● **Task brief**: Extract all lines that hold "Università" from the records below.

* START Records *

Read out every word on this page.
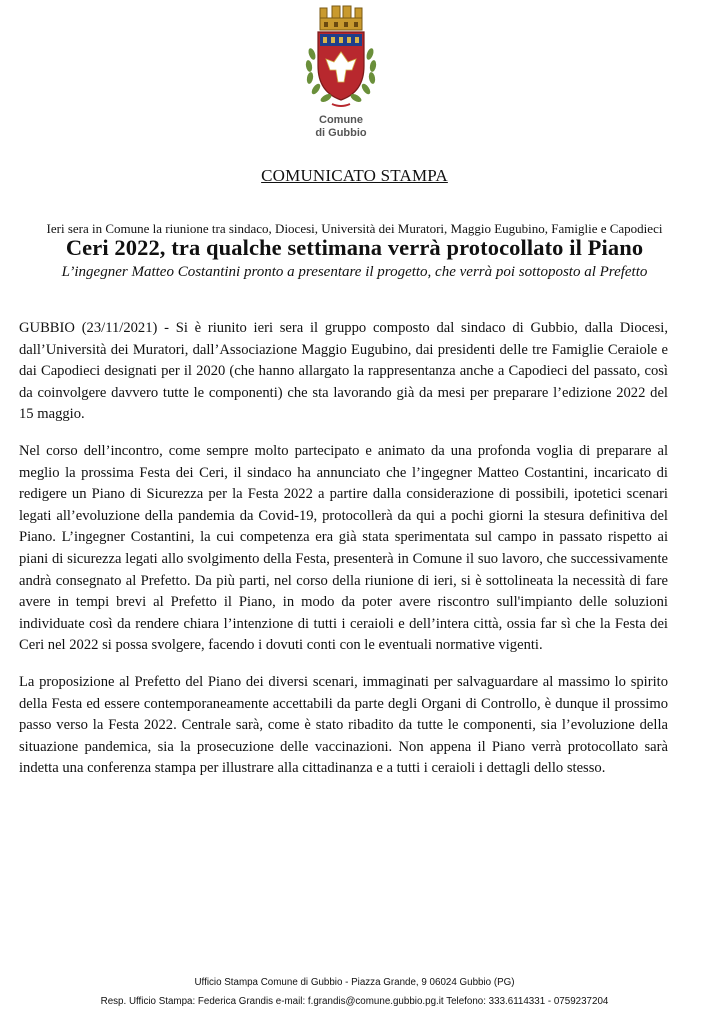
Comune
di Gubbio
COMUNICATO STAMPA
Ieri sera in Comune la riunione tra sindaco, Diocesi, Università dei Muratori, Maggio Eugubino, Famiglie e Capodieci
Ceri 2022, tra qualche settimana verrà protocollato il Piano
L’ingegner Matteo Costantini pronto a presentare il progetto, che verrà poi sottoposto al Prefetto

GUBBIO (23/11/2021) - Si è riunito ieri sera il gruppo composto dal sindaco di Gubbio, dalla Diocesi, dall’Università dei Muratori, dall’Associazione Maggio Eugubino, dai presidenti delle tre Famiglie Ceraiole e dai Capodieci designati per il 2020 (che hanno allargato la rappresentanza anche a Capodieci del passato, così da coinvolgere davvero tutte le componenti) che sta lavorando già da mesi per preparare l’edizione 2022 del 15 maggio.

Nel corso dell’incontro, come sempre molto partecipato e animato da una profonda voglia di preparare al meglio la prossima Festa dei Ceri, il sindaco ha annunciato che l’ingegner Matteo Costantini, incaricato di redigere un Piano di Sicurezza per la Festa 2022 a partire dalla considerazione di possibili, ipotetici scenari legati all’evoluzione della pandemia da Covid-19, protocollerà da qui a pochi giorni la stesura definitiva del Piano. L’ingegner Costantini, la cui competenza era già stata sperimentata sul campo in passato rispetto ai piani di sicurezza legati allo svolgimento della Festa, presenterà in Comune il suo lavoro, che successivamente andrà consegnato al Prefetto. Da più parti, nel corso della riunione di ieri, si è sottolineata la necessità di fare avere in tempi brevi al Prefetto il Piano, in modo da poter avere riscontro sull'impianto delle soluzioni individuate così da rendere chiara l’intenzione di tutti i ceraioli e dell’intera città, ossia far sì che la Festa dei Ceri nel 2022 si possa svolgere, facendo i dovuti conti con le eventuali normative vigenti.

La proposizione al Prefetto del Piano dei diversi scenari, immaginati per salvaguardare al massimo lo spirito della Festa ed essere contemporaneamente accettabili da parte degli Organi di Controllo, è dunque il prossimo passo verso la Festa 2022. Centrale sarà, come è stato ribadito da tutte le componenti, sia l’evoluzione della situazione pandemica, sia la prosecuzione delle vaccinazioni. Non appena il Piano verrà protocollato sarà indetta una conferenza stampa per illustrare alla cittadinanza e a tutti i ceraioli i dettagli dello stesso.

Ufficio Stampa Comune di Gubbio - Piazza Grande, 9 06024 Gubbio (PG)
Resp. Ufficio Stampa: Federica Grandis e-mail: f.grandis@comune.gubbio.pg.it Telefono: 333.6114331 - 0759237204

* END Records *

● **Written solution**:
Ieri sera in Comune la riunione tra sindaco, Diocesi, Università dei Muratori, Maggio Eugubino, Famiglie e Capodieci
GUBBIO (23/11/2021) - Si è riunito ieri sera il gruppo composto dal sindaco di Gubbio, dalla Diocesi, dall’Università dei Muratori, dall’Associazione Maggio Eugubino, dai presidenti delle tre Famiglie Ceraiole e dai Capodieci designati per il 2020 (che hanno allargato la rappresentanza anche a Capodieci del passato, così da coinvolgere davvero tutte le componenti) che sta lavorando già da mesi per preparare l’edizione 2022 del 15 maggio.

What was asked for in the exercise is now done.